Task goal: Please return the full listing below without altering anything.

%%

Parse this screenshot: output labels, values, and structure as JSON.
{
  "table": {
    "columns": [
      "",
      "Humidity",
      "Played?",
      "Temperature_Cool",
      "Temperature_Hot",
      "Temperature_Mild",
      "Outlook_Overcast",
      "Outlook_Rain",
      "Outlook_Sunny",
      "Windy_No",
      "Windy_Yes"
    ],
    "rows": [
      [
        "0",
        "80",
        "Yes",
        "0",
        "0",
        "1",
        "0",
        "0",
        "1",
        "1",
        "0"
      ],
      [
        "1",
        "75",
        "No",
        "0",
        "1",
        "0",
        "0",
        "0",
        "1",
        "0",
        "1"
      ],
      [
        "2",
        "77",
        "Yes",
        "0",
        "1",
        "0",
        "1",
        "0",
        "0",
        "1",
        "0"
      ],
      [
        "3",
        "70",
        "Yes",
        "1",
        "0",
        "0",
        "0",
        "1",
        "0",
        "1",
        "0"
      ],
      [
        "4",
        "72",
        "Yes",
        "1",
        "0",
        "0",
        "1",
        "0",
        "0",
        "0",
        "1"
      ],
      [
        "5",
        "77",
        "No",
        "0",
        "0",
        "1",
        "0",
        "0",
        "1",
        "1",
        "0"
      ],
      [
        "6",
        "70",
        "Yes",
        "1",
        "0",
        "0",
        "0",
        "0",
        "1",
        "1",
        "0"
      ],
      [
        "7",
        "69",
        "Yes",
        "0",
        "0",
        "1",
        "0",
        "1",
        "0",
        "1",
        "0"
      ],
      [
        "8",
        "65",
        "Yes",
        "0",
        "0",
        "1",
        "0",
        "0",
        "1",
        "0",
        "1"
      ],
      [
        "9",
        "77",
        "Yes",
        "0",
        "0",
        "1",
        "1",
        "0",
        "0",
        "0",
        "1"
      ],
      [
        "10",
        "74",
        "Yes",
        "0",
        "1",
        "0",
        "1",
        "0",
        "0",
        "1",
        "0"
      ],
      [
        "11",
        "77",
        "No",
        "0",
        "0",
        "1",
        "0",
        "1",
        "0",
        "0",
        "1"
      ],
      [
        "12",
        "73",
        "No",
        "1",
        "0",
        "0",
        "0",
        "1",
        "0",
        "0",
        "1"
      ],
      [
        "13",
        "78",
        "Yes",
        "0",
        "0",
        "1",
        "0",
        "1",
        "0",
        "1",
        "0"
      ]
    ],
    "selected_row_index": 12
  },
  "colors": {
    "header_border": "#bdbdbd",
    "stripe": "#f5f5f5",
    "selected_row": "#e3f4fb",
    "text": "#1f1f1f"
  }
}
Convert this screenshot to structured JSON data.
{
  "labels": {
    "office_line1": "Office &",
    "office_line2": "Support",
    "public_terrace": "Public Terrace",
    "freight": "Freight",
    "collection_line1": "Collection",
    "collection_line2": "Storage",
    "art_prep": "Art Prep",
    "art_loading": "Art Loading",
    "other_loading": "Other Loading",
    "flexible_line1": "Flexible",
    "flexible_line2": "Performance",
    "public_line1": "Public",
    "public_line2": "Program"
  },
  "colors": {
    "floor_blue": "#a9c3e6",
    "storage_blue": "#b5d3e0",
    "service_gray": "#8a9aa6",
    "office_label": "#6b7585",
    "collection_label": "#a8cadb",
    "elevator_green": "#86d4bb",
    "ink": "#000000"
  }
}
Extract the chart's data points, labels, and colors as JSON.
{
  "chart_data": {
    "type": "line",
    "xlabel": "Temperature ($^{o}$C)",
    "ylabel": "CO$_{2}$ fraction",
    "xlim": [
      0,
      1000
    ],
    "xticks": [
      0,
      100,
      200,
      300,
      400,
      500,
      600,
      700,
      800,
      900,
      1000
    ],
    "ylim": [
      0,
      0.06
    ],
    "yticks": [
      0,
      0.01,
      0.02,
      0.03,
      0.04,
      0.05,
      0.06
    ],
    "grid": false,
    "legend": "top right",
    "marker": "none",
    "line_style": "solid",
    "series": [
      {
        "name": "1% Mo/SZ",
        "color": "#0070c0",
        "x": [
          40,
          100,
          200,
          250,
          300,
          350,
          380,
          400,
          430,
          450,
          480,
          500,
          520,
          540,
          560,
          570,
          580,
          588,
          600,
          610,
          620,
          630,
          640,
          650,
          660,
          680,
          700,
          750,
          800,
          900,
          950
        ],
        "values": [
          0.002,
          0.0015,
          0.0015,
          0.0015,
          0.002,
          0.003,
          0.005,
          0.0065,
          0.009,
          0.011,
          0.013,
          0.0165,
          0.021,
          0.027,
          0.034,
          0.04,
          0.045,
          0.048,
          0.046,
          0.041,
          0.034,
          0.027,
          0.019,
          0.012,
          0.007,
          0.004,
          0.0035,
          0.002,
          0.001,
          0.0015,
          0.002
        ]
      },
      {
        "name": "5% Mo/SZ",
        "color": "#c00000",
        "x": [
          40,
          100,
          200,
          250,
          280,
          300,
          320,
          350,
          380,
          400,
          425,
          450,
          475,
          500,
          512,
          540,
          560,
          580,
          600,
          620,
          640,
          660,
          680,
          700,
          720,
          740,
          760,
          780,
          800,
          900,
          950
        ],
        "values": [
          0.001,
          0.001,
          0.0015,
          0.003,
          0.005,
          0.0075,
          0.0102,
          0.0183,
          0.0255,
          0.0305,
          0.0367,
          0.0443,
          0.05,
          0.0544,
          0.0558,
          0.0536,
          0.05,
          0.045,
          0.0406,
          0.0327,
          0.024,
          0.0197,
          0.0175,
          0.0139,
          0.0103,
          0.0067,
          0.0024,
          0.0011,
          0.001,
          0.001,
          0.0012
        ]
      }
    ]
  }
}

%%

Correct result:
Parse this screenshot: output labels, values, and structure as JSON.
{
  "table": {
    "columns": [
      "",
      "Humidity",
      "Played?",
      "Temperature_Cool",
      "Temperature_Hot",
      "Temperature_Mild",
      "Outlook_Overcast",
      "Outlook_Rain",
      "Outlook_Sunny",
      "Windy_No",
      "Windy_Yes"
    ],
    "rows": [
      [
        "0",
        "80",
        "Yes",
        "0",
        "0",
        "1",
        "0",
        "0",
        "1",
        "1",
        "0"
      ],
      [
        "1",
        "75",
        "No",
        "0",
        "1",
        "0",
        "0",
        "0",
        "1",
        "0",
        "1"
      ],
      [
        "2",
        "77",
        "Yes",
        "0",
        "1",
        "0",
        "1",
        "0",
        "0",
        "1",
        "0"
      ],
      [
        "3",
        "70",
        "Yes",
        "1",
        "0",
        "0",
        "0",
        "1",
        "0",
        "1",
        "0"
      ],
      [
        "4",
        "72",
        "Yes",
        "1",
        "0",
        "0",
        "1",
        "0",
        "0",
        "0",
        "1"
      ],
      [
        "5",
        "77",
        "No",
        "0",
        "0",
        "1",
        "0",
        "0",
        "1",
        "1",
        "0"
      ],
      [
        "6",
        "70",
        "Yes",
        "1",
        "0",
        "0",
        "0",
        "0",
        "1",
        "1",
        "0"
      ],
      [
        "7",
        "69",
        "Yes",
        "0",
        "0",
        "1",
        "0",
        "1",
        "0",
        "1",
        "0"
      ],
      [
        "8",
        "65",
        "Yes",
        "0",
        "0",
        "1",
        "0",
        "0",
        "1",
        "0",
        "1"
      ],
      [
        "9",
        "77",
        "Yes",
        "0",
        "0",
        "1",
        "1",
        "0",
        "0",
        "0",
        "1"
      ],
      [
        "10",
        "74",
        "Yes",
        "0",
        "1",
        "0",
        "1",
        "0",
        "0",
        "1",
        "0"
      ],
      [
        "11",
        "77",
        "No",
        "0",
        "0",
        "1",
        "0",
        "1",
        "0",
        "0",
        "1"
      ],
      [
        "12",
        "73",
        "No",
        "1",
        "0",
        "0",
        "0",
        "1",
        "0",
        "0",
        "1"
      ],
      [
        "13",
        "78",
        "Yes",
        "0",
        "0",
        "1",
        "0",
        "1",
        "0",
        "1",
        "0"
      ]
    ],
    "selected_row_index": 12
  },
  "colors": {
    "header_border": "#bdbdbd",
    "stripe": "#f5f5f5",
    "selected_row": "#e3f4fb",
    "text": "#1f1f1f"
  }
}
Convert this screenshot to structured JSON data.
{
  "labels": {
    "office_line1": "Office &",
    "office_line2": "Support",
    "public_terrace": "Public Terrace",
    "freight": "Freight",
    "collection_line1": "Collection",
    "collection_line2": "Storage",
    "art_prep": "Art Prep",
    "art_loading": "Art Loading",
    "other_loading": "Other Loading",
    "flexible_line1": "Flexible",
    "flexible_line2": "Performance",
    "public_line1": "Public",
    "public_line2": "Program"
  },
  "colors": {
    "floor_blue": "#a9c3e6",
    "storage_blue": "#b5d3e0",
    "service_gray": "#8a9aa6",
    "office_label": "#6b7585",
    "collection_label": "#a8cadb",
    "elevator_green": "#86d4bb",
    "ink": "#000000"
  }
}
Extract the chart's data points, labels, and colors as JSON.
{
  "chart_data": {
    "type": "line",
    "xlabel": "Temperature ($^{o}$C)",
    "ylabel": "CO$_{2}$ fraction",
    "xlim": [
      0,
      1000
    ],
    "xticks": [
      0,
      100,
      200,
      300,
      400,
      500,
      600,
      700,
      800,
      900,
      1000
    ],
    "ylim": [
      0,
      0.06
    ],
    "yticks": [
      0,
      0.01,
      0.02,
      0.03,
      0.04,
      0.05,
      0.06
    ],
    "grid": false,
    "legend": "top right",
    "marker": "none",
    "line_style": "solid",
    "series": [
      {
        "name": "1% Mo/SZ",
        "color": "#0070c0",
        "x": [
          40,
          100,
          200,
          250,
          300,
          350,
          380,
          400,
          430,
          450,
          480,
          500,
          520,
          540,
          560,
          570,
          580,
          588,
          600,
          610,
          620,
          630,
          640,
          650,
          660,
          680,
          700,
          750,
          800,
          900,
          950
        ],
        "values": [
          0.002,
          0.0015,
          0.0015,
          0.0015,
          0.002,
          0.003,
          0.005,
          0.0065,
          0.009,
          0.011,
          0.013,
          0.0165,
          0.021,
          0.027,
          0.034,
          0.04,
          0.045,
          0.048,
          0.046,
          0.041,
          0.034,
          0.027,
          0.019,
          0.012,
          0.007,
          0.004,
          0.0035,
          0.002,
          0.001,
          0.0015,
          0.002
        ]
      },
      {
        "name": "5% Mo/SZ",
        "color": "#c00000",
        "x": [
          40,
          100,
          200,
          250,
          280,
          300,
          320,
          350,
          380,
          400,
          425,
          450,
          475,
          500,
          512,
          540,
          560,
          580,
          600,
          620,
          640,
          660,
          680,
          700,
          720,
          740,
          760,
          780,
          800,
          900,
          950
        ],
        "values": [
          0.001,
          0.001,
          0.0015,
          0.003,
          0.005,
          0.0075,
          0.0102,
          0.0183,
          0.0255,
          0.0305,
          0.0367,
          0.0443,
          0.05,
          0.0544,
          0.0558,
          0.0536,
          0.05,
          0.045,
          0.0406,
          0.0327,
          0.024,
          0.0197,
          0.0175,
          0.0139,
          0.0103,
          0.0067,
          0.0024,
          0.0011,
          0.001,
          0.001,
          0.0012
        ]
      }
    ]
  }
}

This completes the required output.